-- start of DATA TO USE --

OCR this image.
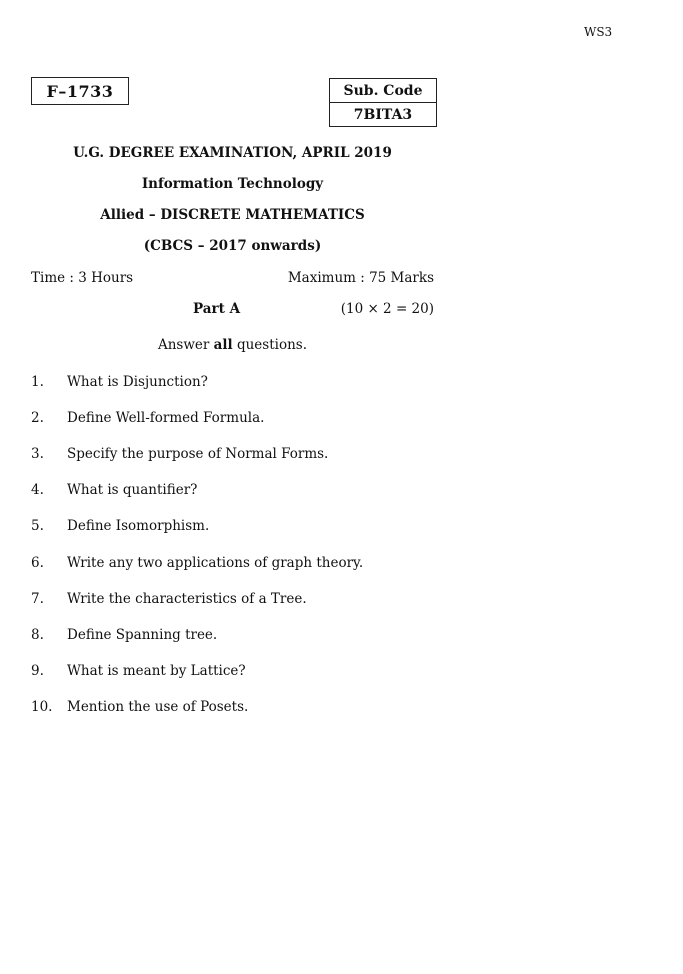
WS3
F–1733	Sub. Code
7BITA3
U.G. DEGREE EXAMINATION, APRIL 2019
Information Technology
Allied – DISCRETE MATHEMATICS
(CBCS – 2017 onwards)
Time : 3 Hours	Maximum : 75 Marks
Part A	(10 × 2 = 20)
Answer all questions.
1. What is Disjunction?
2. Define Well-formed Formula.
3. Specify the purpose of Normal Forms.
4. What is quantifier?
5. Define Isomorphism.
6. Write any two applications of graph theory.
7. Write the characteristics of a Tree.
8. Define Spanning tree.
9. What is meant by Lattice?
10. Mention the use of Posets.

-- end of DATA TO USE --

Copy all lines from the material that contain "Write".

6. Write any two applications of graph theory.
7. Write the characteristics of a Tree.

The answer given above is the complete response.